### CHALLENGE:
Transcribe every line exactly and omit anything that is a picture.

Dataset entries
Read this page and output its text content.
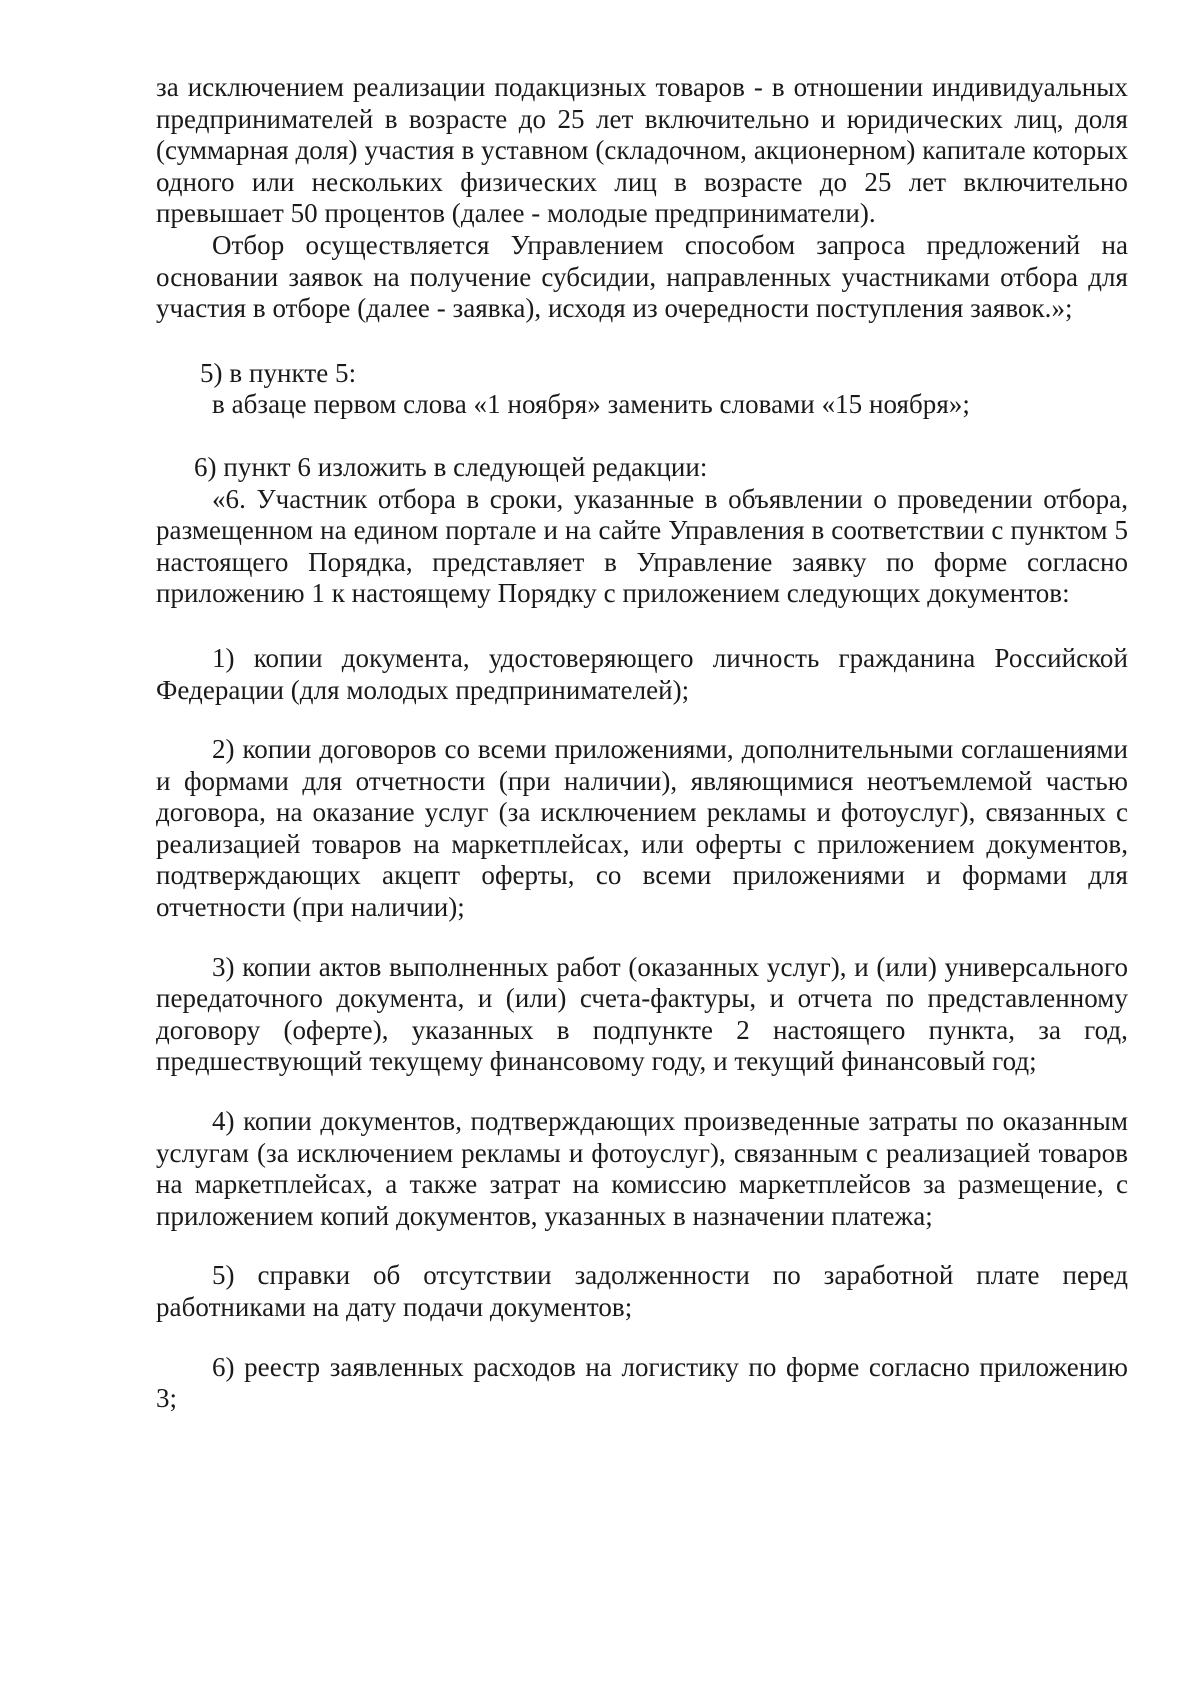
за исключением реализации подакцизных товаров - в отношении индивидуальных предпринимателей в возрасте до 25 лет включительно и юридических лиц, доля (суммарная доля) участия в уставном (складочном, акционерном) капитале которых одного или нескольких физических лиц в возрасте до 25 лет включительно превышает 50 процентов (далее - молодые предприниматели).

Отбор осуществляется Управлением способом запроса предложений на основании заявок на получение субсидии, направленных участниками отбора для участия в отборе (далее - заявка), исходя из очередности поступления заявок.»;

5) в пункте 5:

в абзаце первом слова «1 ноября» заменить словами «15 ноября»;

6) пункт 6 изложить в следующей редакции:

«6. Участник отбора в сроки, указанные в объявлении о проведении отбора, размещенном на едином портале и на сайте Управления в соответствии с пунктом 5 настоящего Порядка, представляет в Управление заявку по форме согласно приложению 1 к настоящему Порядку с приложением следующих документов:

1) копии документа, удостоверяющего личность гражданина Российской Федерации (для молодых предпринимателей);

2) копии договоров со всеми приложениями, дополнительными соглашениями и формами для отчетности (при наличии), являющимися неотъемлемой частью договора, на оказание услуг (за исключением рекламы и фотоуслуг), связанных с реализацией товаров на маркетплейсах, или оферты с приложением документов, подтверждающих акцепт оферты, со всеми приложениями и формами для отчетности (при наличии);

3) копии актов выполненных работ (оказанных услуг), и (или) универсального передаточного документа, и (или) счета-фактуры, и отчета по представленному договору (оферте), указанных в подпункте 2 настоящего пункта, за год, предшествующий текущему финансовому году, и текущий финансовый год;

4) копии документов, подтверждающих произведенные затраты по оказанным услугам (за исключением рекламы и фотоуслуг), связанным с реализацией товаров на маркетплейсах, а также затрат на комиссию маркетплейсов за размещение, с приложением копий документов, указанных в назначении платежа;

5) справки об отсутствии задолженности по заработной плате перед работниками на дату подачи документов;

6) реестр заявленных расходов на логистику по форме согласно приложению 3;
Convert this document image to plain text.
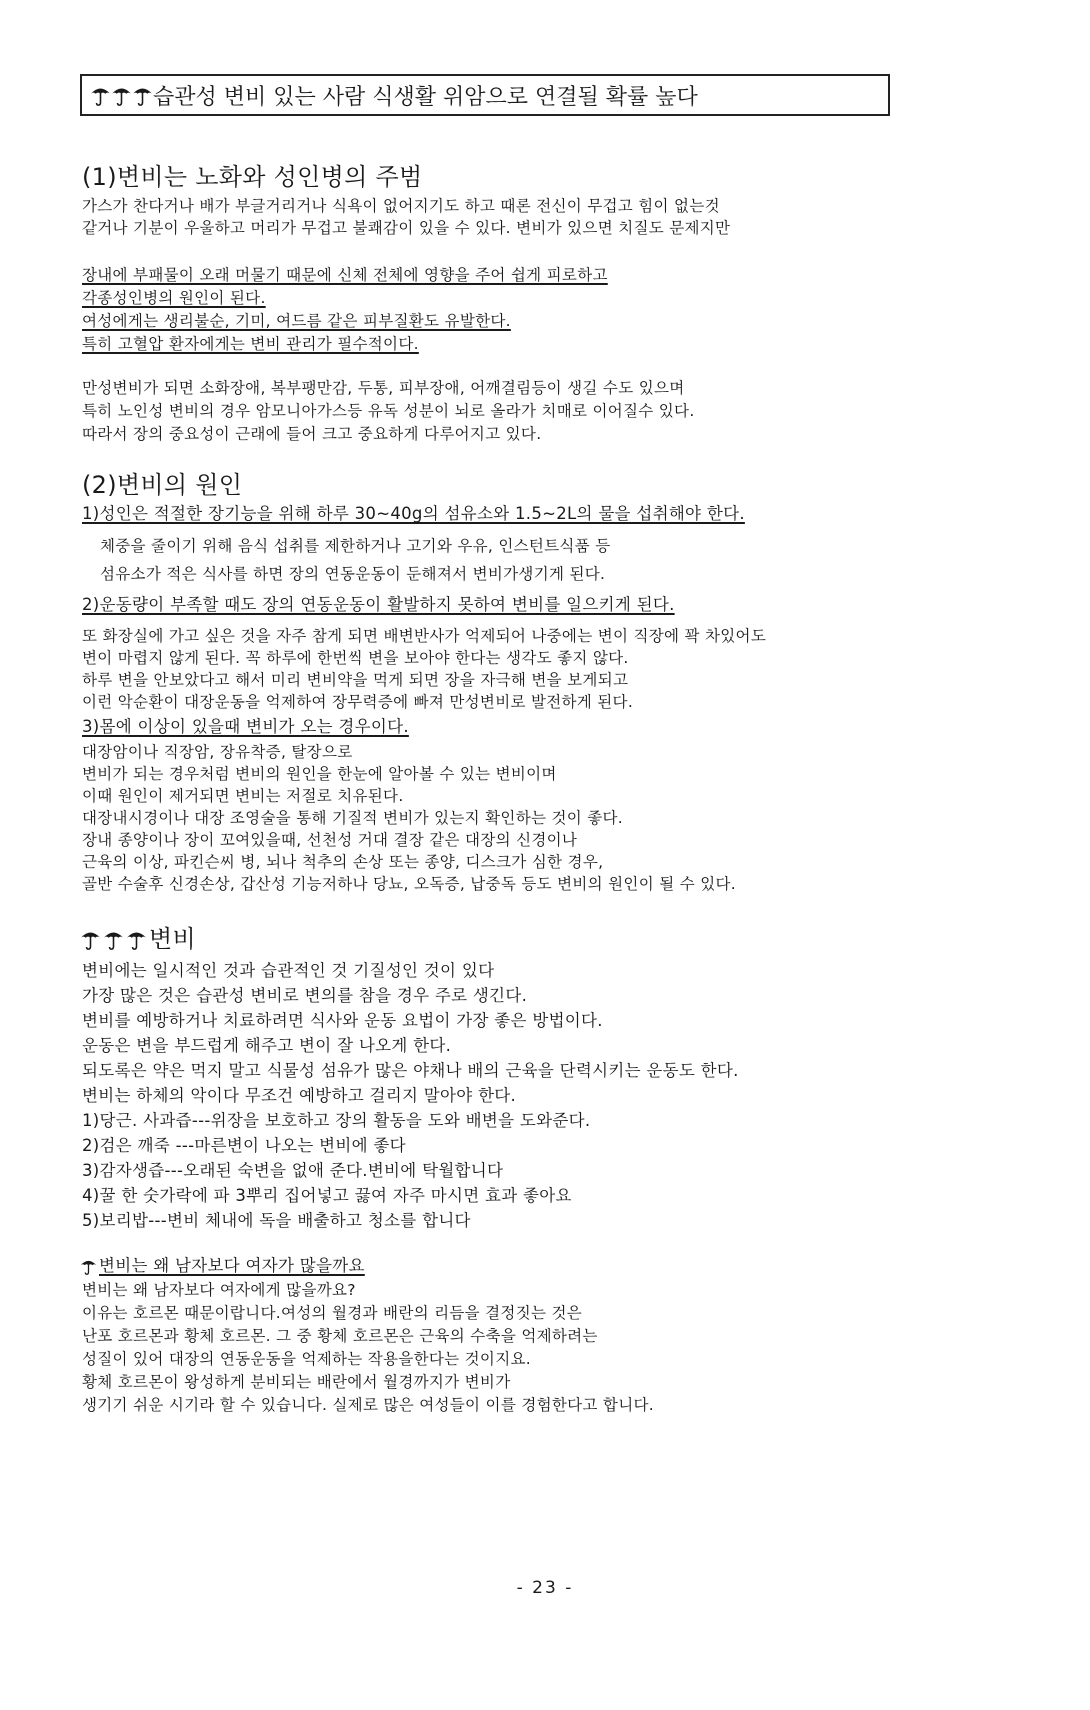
습관성 변비 있는 사람 식생활 위암으로 연결될 확률 높다
(1)변비는 노화와 성인병의 주범
가스가 찬다거나 배가 부글거리거나 식욕이 없어지기도 하고 때론 전신이 무겁고 힘이 없는것
같거나 기분이 우울하고 머리가 무겁고 불쾌감이 있을 수 있다. 변비가 있으면 치질도 문제지만
장내에 부패물이 오래 머물기 때문에 신체 전체에 영향을 주어 쉽게 피로하고
각종성인병의 원인이 된다.
여성에게는 생리불순, 기미, 여드름 같은 피부질환도 유발한다.
특히 고혈압 환자에게는 변비 관리가 필수적이다.
만성변비가 되면 소화장애, 복부팽만감, 두통, 피부장애, 어깨결림등이 생길 수도 있으며
특히 노인성 변비의 경우 암모니아가스등 유독 성분이 뇌로 올라가 치매로 이어질수 있다.
따라서 장의 중요성이 근래에 들어 크고 중요하게 다루어지고 있다.
(2)변비의 원인
1)성인은 적절한 장기능을 위해 하루 30~40g의 섬유소와 1.5~2L의 물을 섭취해야 한다.
체중을 줄이기 위해 음식 섭취를 제한하거나 고기와 우유, 인스턴트식품 등
섬유소가 적은 식사를 하면 장의 연동운동이 둔해져서 변비가생기게 된다.
2)운동량이 부족할 때도 장의 연동운동이 활발하지 못하여 변비를 일으키게 된다.
또 화장실에 가고 싶은 것을 자주 참게 되면 배변반사가 억제되어 나중에는 변이 직장에 꽉 차있어도
변이 마렵지 않게 된다. 꼭 하루에 한번씩 변을 보아야 한다는 생각도 좋지 않다.
하루 변을 안보았다고 해서 미리 변비약을 먹게 되면 장을 자극해 변을 보게되고
이런 악순환이 대장운동을 억제하여 장무력증에 빠져 만성변비로 발전하게 된다.
3)몸에 이상이 있을때 변비가 오는 경우이다.
대장암이나 직장암, 장유착증, 탈장으로
변비가 되는 경우처럼 변비의 원인을 한눈에 알아볼 수 있는 변비이며
이때 원인이 제거되면 변비는 저절로 치유된다.
대장내시경이나 대장 조영술을 통해 기질적 변비가 있는지 확인하는 것이 좋다.
장내 종양이나 장이 꼬여있을때, 선천성 거대 결장 같은 대장의 신경이나
근육의 이상, 파킨슨씨 병, 뇌나 척추의 손상 또는 종양, 디스크가 심한 경우,
골반 수술후 신경손상, 갑산성 기능저하나 당뇨, 오독증, 납중독 등도 변비의 원인이 될 수 있다.
변비
변비에는 일시적인 것과 습관적인 것 기질성인 것이 있다
가장 많은 것은 습관성 변비로 변의를 참을 경우 주로 생긴다.
변비를 예방하거나 치료하려면 식사와 운동 요법이 가장 좋은 방법이다.
운동은 변을 부드럽게 해주고 변이 잘 나오게 한다.
되도록은 약은 먹지 말고 식물성 섬유가 많은 야채나 배의 근육을 단력시키는 운동도 한다.
변비는 하체의 악이다 무조건 예방하고 걸리지 말아야 한다.
1)당근. 사과즙---위장을 보호하고 장의 활동을 도와 배변을 도와준다.
2)검은 깨죽 ---마른변이 나오는 변비에 좋다
3)감자생즙---오래된 숙변을 없애 준다.변비에 탁월합니다
4)꿀 한 숫가락에 파 3뿌리 집어넣고 끓여 자주 마시면 효과 좋아요
5)보리밥---변비 체내에 독을 배출하고 청소를 합니다
변비는 왜 남자보다 여자가 많을까요
변비는 왜 남자보다 여자에게 많을까요?
이유는 호르몬 때문이랍니다.여성의 월경과 배란의 리듬을 결정짓는 것은
난포 호르몬과 황체 호르몬. 그 중 황체 호르몬은 근육의 수축을 억제하려는
성질이 있어 대장의 연동운동을 억제하는 작용을한다는 것이지요.
황체 호르몬이 왕성하게 분비되는 배란에서 월경까지가 변비가
생기기 쉬운 시기라 할 수 있습니다. 실제로 많은 여성들이 이를 경험한다고 합니다.
- 23 -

### EXERCISE OUTPUT:
Read this page and output its text content.
за исключением реализации подакцизных товаров - в отношении индивидуальных предпринимателей в возрасте до 25 лет включительно и юридических лиц, доля (суммарная доля) участия в уставном (складочном, акционерном) капитале которых одного или нескольких физических лиц в возрасте до 25 лет включительно превышает 50 процентов (далее - молодые предприниматели).

Отбор осуществляется Управлением способом запроса предложений на основании заявок на получение субсидии, направленных участниками отбора для участия в отборе (далее - заявка), исходя из очередности поступления заявок.»;

5) в пункте 5:

в абзаце первом слова «1 ноября» заменить словами «15 ноября»;

6) пункт 6 изложить в следующей редакции:

«6. Участник отбора в сроки, указанные в объявлении о проведении отбора, размещенном на едином портале и на сайте Управления в соответствии с пунктом 5 настоящего Порядка, представляет в Управление заявку по форме согласно приложению 1 к настоящему Порядку с приложением следующих документов:

1) копии документа, удостоверяющего личность гражданина Российской Федерации (для молодых предпринимателей);

2) копии договоров со всеми приложениями, дополнительными соглашениями и формами для отчетности (при наличии), являющимися неотъемлемой частью договора, на оказание услуг (за исключением рекламы и фотоуслуг), связанных с реализацией товаров на маркетплейсах, или оферты с приложением документов, подтверждающих акцепт оферты, со всеми приложениями и формами для отчетности (при наличии);

3) копии актов выполненных работ (оказанных услуг), и (или) универсального передаточного документа, и (или) счета-фактуры, и отчета по представленному договору (оферте), указанных в подпункте 2 настоящего пункта, за год, предшествующий текущему финансовому году, и текущий финансовый год;

4) копии документов, подтверждающих произведенные затраты по оказанным услугам (за исключением рекламы и фотоуслуг), связанным с реализацией товаров на маркетплейсах, а также затрат на комиссию маркетплейсов за размещение, с приложением копий документов, указанных в назначении платежа;

5) справки об отсутствии задолженности по заработной плате перед работниками на дату подачи документов;

6) реестр заявленных расходов на логистику по форме согласно приложению 3;
Convert this document image to plain text.
습관성 변비 있는 사람 식생활 위암으로 연결될 확률 높다
(1)변비는 노화와 성인병의 주범
가스가 찬다거나 배가 부글거리거나 식욕이 없어지기도 하고 때론 전신이 무겁고 힘이 없는것
같거나 기분이 우울하고 머리가 무겁고 불쾌감이 있을 수 있다. 변비가 있으면 치질도 문제지만
장내에 부패물이 오래 머물기 때문에 신체 전체에 영향을 주어 쉽게 피로하고
각종성인병의 원인이 된다.
여성에게는 생리불순, 기미, 여드름 같은 피부질환도 유발한다.
특히 고혈압 환자에게는 변비 관리가 필수적이다.
만성변비가 되면 소화장애, 복부팽만감, 두통, 피부장애, 어깨결림등이 생길 수도 있으며
특히 노인성 변비의 경우 암모니아가스등 유독 성분이 뇌로 올라가 치매로 이어질수 있다.
따라서 장의 중요성이 근래에 들어 크고 중요하게 다루어지고 있다.
(2)변비의 원인
1)성인은 적절한 장기능을 위해 하루 30~40g의 섬유소와 1.5~2L의 물을 섭취해야 한다.
체중을 줄이기 위해 음식 섭취를 제한하거나 고기와 우유, 인스턴트식품 등
섬유소가 적은 식사를 하면 장의 연동운동이 둔해져서 변비가생기게 된다.
2)운동량이 부족할 때도 장의 연동운동이 활발하지 못하여 변비를 일으키게 된다.
또 화장실에 가고 싶은 것을 자주 참게 되면 배변반사가 억제되어 나중에는 변이 직장에 꽉 차있어도
변이 마렵지 않게 된다. 꼭 하루에 한번씩 변을 보아야 한다는 생각도 좋지 않다.
하루 변을 안보았다고 해서 미리 변비약을 먹게 되면 장을 자극해 변을 보게되고
이런 악순환이 대장운동을 억제하여 장무력증에 빠져 만성변비로 발전하게 된다.
3)몸에 이상이 있을때 변비가 오는 경우이다.
대장암이나 직장암, 장유착증, 탈장으로
변비가 되는 경우처럼 변비의 원인을 한눈에 알아볼 수 있는 변비이며
이때 원인이 제거되면 변비는 저절로 치유된다.
대장내시경이나 대장 조영술을 통해 기질적 변비가 있는지 확인하는 것이 좋다.
장내 종양이나 장이 꼬여있을때, 선천성 거대 결장 같은 대장의 신경이나
근육의 이상, 파킨슨씨 병, 뇌나 척추의 손상 또는 종양, 디스크가 심한 경우,
골반 수술후 신경손상, 갑산성 기능저하나 당뇨, 오독증, 납중독 등도 변비의 원인이 될 수 있다.
변비
변비에는 일시적인 것과 습관적인 것 기질성인 것이 있다
가장 많은 것은 습관성 변비로 변의를 참을 경우 주로 생긴다.
변비를 예방하거나 치료하려면 식사와 운동 요법이 가장 좋은 방법이다.
운동은 변을 부드럽게 해주고 변이 잘 나오게 한다.
되도록은 약은 먹지 말고 식물성 섬유가 많은 야채나 배의 근육을 단력시키는 운동도 한다.
변비는 하체의 악이다 무조건 예방하고 걸리지 말아야 한다.
1)당근. 사과즙---위장을 보호하고 장의 활동을 도와 배변을 도와준다.
2)검은 깨죽 ---마른변이 나오는 변비에 좋다
3)감자생즙---오래된 숙변을 없애 준다.변비에 탁월합니다
4)꿀 한 숫가락에 파 3뿌리 집어넣고 끓여 자주 마시면 효과 좋아요
5)보리밥---변비 체내에 독을 배출하고 청소를 합니다
변비는 왜 남자보다 여자가 많을까요
변비는 왜 남자보다 여자에게 많을까요?
이유는 호르몬 때문이랍니다.여성의 월경과 배란의 리듬을 결정짓는 것은
난포 호르몬과 황체 호르몬. 그 중 황체 호르몬은 근육의 수축을 억제하려는
성질이 있어 대장의 연동운동을 억제하는 작용을한다는 것이지요.
황체 호르몬이 왕성하게 분비되는 배란에서 월경까지가 변비가
생기기 쉬운 시기라 할 수 있습니다. 실제로 많은 여성들이 이를 경험한다고 합니다.
- 23 -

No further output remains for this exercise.